- _Excerpted data_
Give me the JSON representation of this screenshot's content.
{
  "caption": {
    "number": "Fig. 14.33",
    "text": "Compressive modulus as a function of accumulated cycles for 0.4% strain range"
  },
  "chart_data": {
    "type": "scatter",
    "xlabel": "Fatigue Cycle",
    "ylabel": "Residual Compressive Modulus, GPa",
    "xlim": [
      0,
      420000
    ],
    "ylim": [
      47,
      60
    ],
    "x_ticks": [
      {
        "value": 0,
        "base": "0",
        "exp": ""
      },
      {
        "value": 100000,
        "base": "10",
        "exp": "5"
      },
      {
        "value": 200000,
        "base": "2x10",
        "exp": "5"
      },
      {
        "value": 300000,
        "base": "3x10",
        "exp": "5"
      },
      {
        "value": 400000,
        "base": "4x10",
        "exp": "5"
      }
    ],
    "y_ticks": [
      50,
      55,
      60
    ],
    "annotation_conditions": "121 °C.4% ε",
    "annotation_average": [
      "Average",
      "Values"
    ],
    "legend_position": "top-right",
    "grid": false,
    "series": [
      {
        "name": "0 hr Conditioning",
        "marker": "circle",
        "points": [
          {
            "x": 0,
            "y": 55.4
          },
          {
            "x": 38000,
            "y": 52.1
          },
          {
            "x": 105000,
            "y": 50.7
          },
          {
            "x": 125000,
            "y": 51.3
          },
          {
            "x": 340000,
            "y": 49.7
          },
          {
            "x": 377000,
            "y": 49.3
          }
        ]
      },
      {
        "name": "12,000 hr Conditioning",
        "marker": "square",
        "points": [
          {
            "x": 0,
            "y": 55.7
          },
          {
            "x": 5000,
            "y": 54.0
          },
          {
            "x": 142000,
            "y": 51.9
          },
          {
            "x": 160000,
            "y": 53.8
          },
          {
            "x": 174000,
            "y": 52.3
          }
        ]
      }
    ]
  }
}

- _Given task_
Copy all data exactly, start to finish.

- _Written response_
Give me the JSON representation of this screenshot's content.
{
  "caption": {
    "number": "Fig. 14.33",
    "text": "Compressive modulus as a function of accumulated cycles for 0.4% strain range"
  },
  "chart_data": {
    "type": "scatter",
    "xlabel": "Fatigue Cycle",
    "ylabel": "Residual Compressive Modulus, GPa",
    "xlim": [
      0,
      420000
    ],
    "ylim": [
      47,
      60
    ],
    "x_ticks": [
      {
        "value": 0,
        "base": "0",
        "exp": ""
      },
      {
        "value": 100000,
        "base": "10",
        "exp": "5"
      },
      {
        "value": 200000,
        "base": "2x10",
        "exp": "5"
      },
      {
        "value": 300000,
        "base": "3x10",
        "exp": "5"
      },
      {
        "value": 400000,
        "base": "4x10",
        "exp": "5"
      }
    ],
    "y_ticks": [
      50,
      55,
      60
    ],
    "annotation_conditions": "121 °C.4% ε",
    "annotation_average": [
      "Average",
      "Values"
    ],
    "legend_position": "top-right",
    "grid": false,
    "series": [
      {
        "name": "0 hr Conditioning",
        "marker": "circle",
        "points": [
          {
            "x": 0,
            "y": 55.4
          },
          {
            "x": 38000,
            "y": 52.1
          },
          {
            "x": 105000,
            "y": 50.7
          },
          {
            "x": 125000,
            "y": 51.3
          },
          {
            "x": 340000,
            "y": 49.7
          },
          {
            "x": 377000,
            "y": 49.3
          }
        ]
      },
      {
        "name": "12,000 hr Conditioning",
        "marker": "square",
        "points": [
          {
            "x": 0,
            "y": 55.7
          },
          {
            "x": 5000,
            "y": 54.0
          },
          {
            "x": 142000,
            "y": 51.9
          },
          {
            "x": 160000,
            "y": 53.8
          },
          {
            "x": 174000,
            "y": 52.3
          }
        ]
      }
    ]
  }
}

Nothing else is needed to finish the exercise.